DATA EXTRACT

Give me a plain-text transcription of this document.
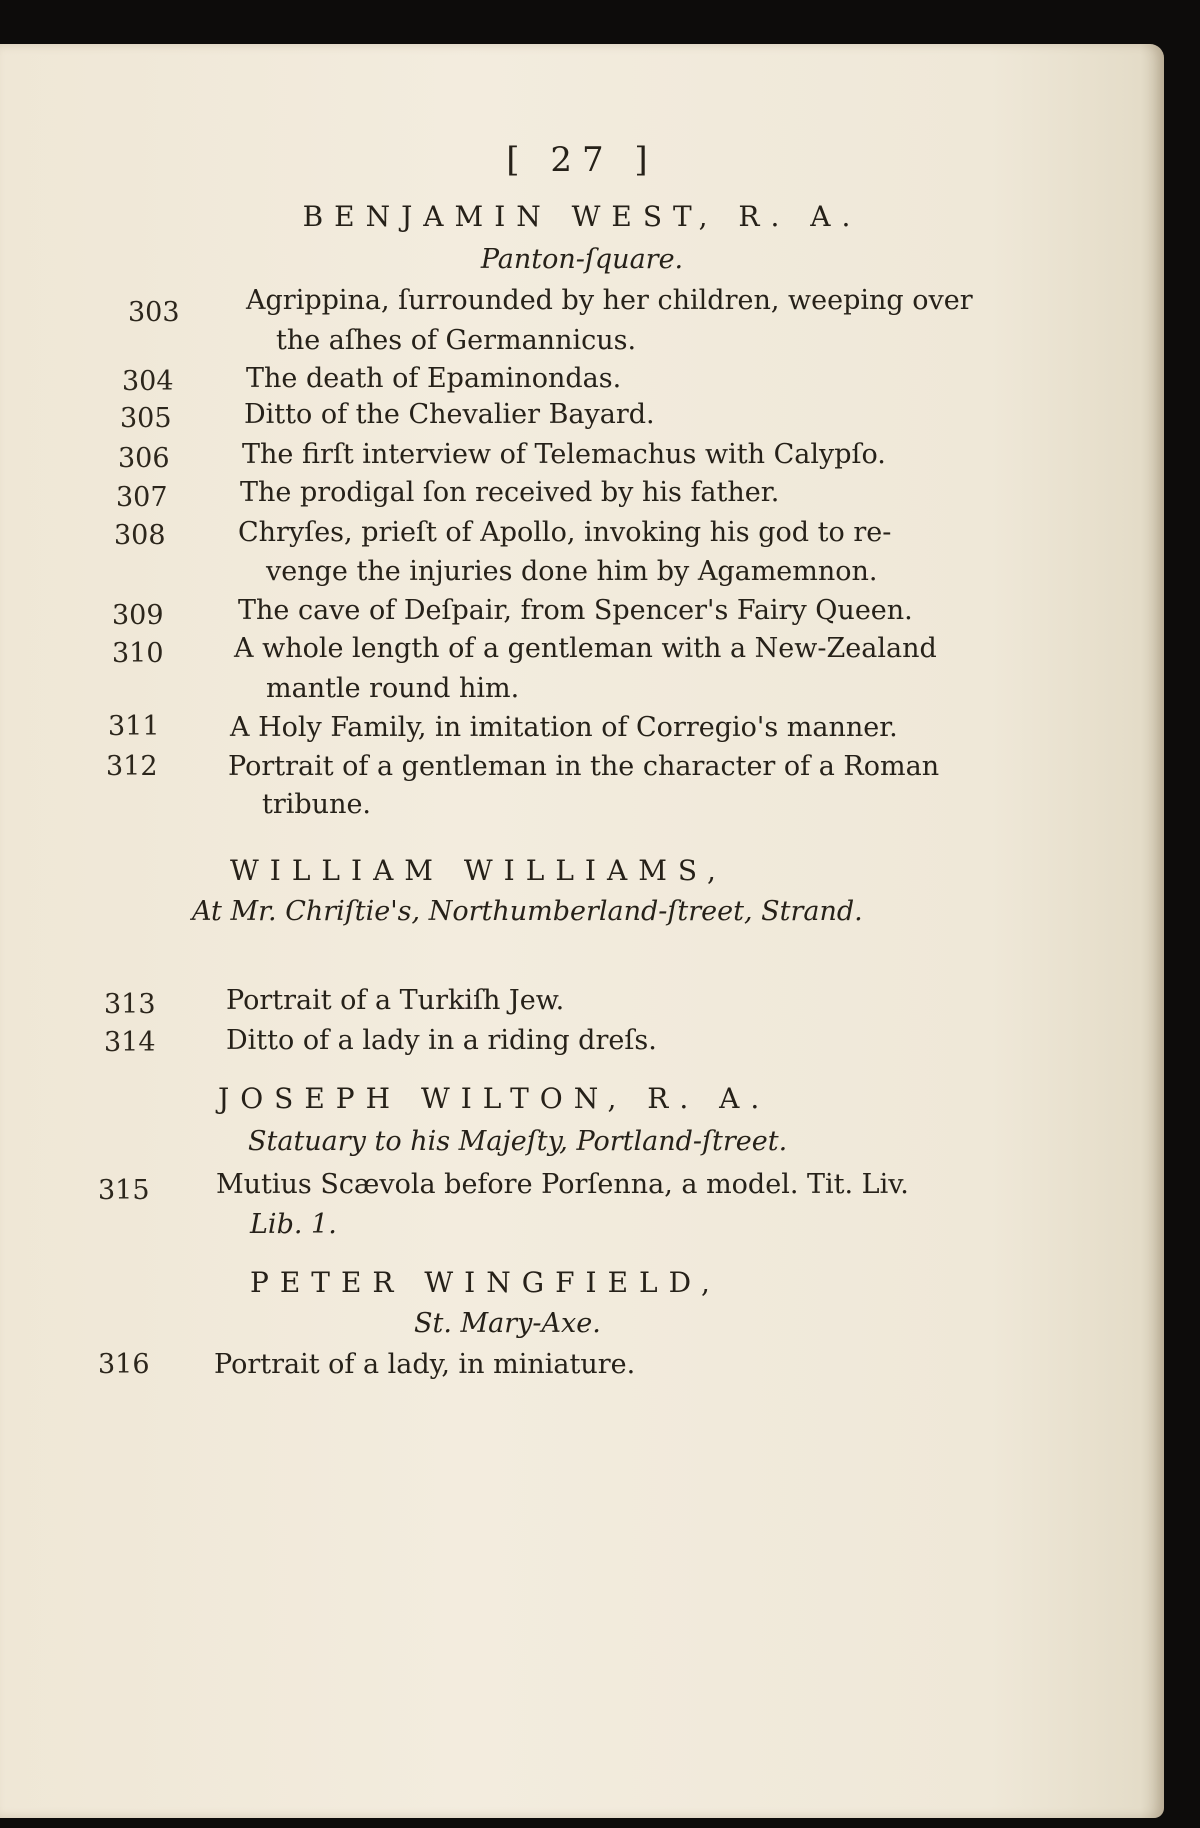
[ 27 ]
BENJAMIN WEST, R. A.
Panton-ſquare.
303 Agrippina, ſurrounded by her children, weeping over
the aſhes of Germannicus.
304	The death of Epaminondas.
305	Ditto of the Chevalier Bayard.
306	The firſt interview of Telemachus with Calypſo.
307	The prodigal ſon received by his father.
308	Chryſes, prieſt of Apollo, invoking his god to re-
venge the injuries done him by Agamemnon.
309	The cave of Deſpair, from Spencer's Fairy Queen.
310	A whole length of a gentleman with a New-Zealand
mantle round him.
311	A Holy Family, in imitation of Corregio's manner.
312	Portrait of a gentleman in the character of a Roman
tribune.
WILLIAM WILLIAMS,
At Mr. Chriſtie's, Northumberland-ſtreet, Strand.
313	Portrait of a Turkiſh Jew.
314	Ditto of a lady in a riding dreſs.
JOSEPH WILTON, R. A.
Statuary to his Majeſty, Portland-ſtreet.
315 Mutius Scævola before Porſenna, a model. Tit. Liv.
Lib. 1.
PETER WINGFIELD,
St. Mary-Axe.
316 Portrait of a lady, in miniature.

DESCRIPTION OF THE TASK
Take the listing and print it again exactly, but without any pictures.

PROBLEM SOLUTION
Give me a plain-text transcription of this document.
[ 27 ]
BENJAMIN WEST, R. A.
Panton-ſquare.
303 Agrippina, ſurrounded by her children, weeping over
the aſhes of Germannicus.
304	The death of Epaminondas.
305	Ditto of the Chevalier Bayard.
306	The firſt interview of Telemachus with Calypſo.
307	The prodigal ſon received by his father.
308	Chryſes, prieſt of Apollo, invoking his god to re-
venge the injuries done him by Agamemnon.
309	The cave of Deſpair, from Spencer's Fairy Queen.
310	A whole length of a gentleman with a New-Zealand
mantle round him.
311	A Holy Family, in imitation of Corregio's manner.
312	Portrait of a gentleman in the character of a Roman
tribune.
WILLIAM WILLIAMS,
At Mr. Chriſtie's, Northumberland-ſtreet, Strand.
313	Portrait of a Turkiſh Jew.
314	Ditto of a lady in a riding dreſs.
JOSEPH WILTON, R. A.
Statuary to his Majeſty, Portland-ſtreet.
315 Mutius Scævola before Porſenna, a model. Tit. Liv.
Lib. 1.
PETER WINGFIELD,
St. Mary-Axe.
316 Portrait of a lady, in miniature.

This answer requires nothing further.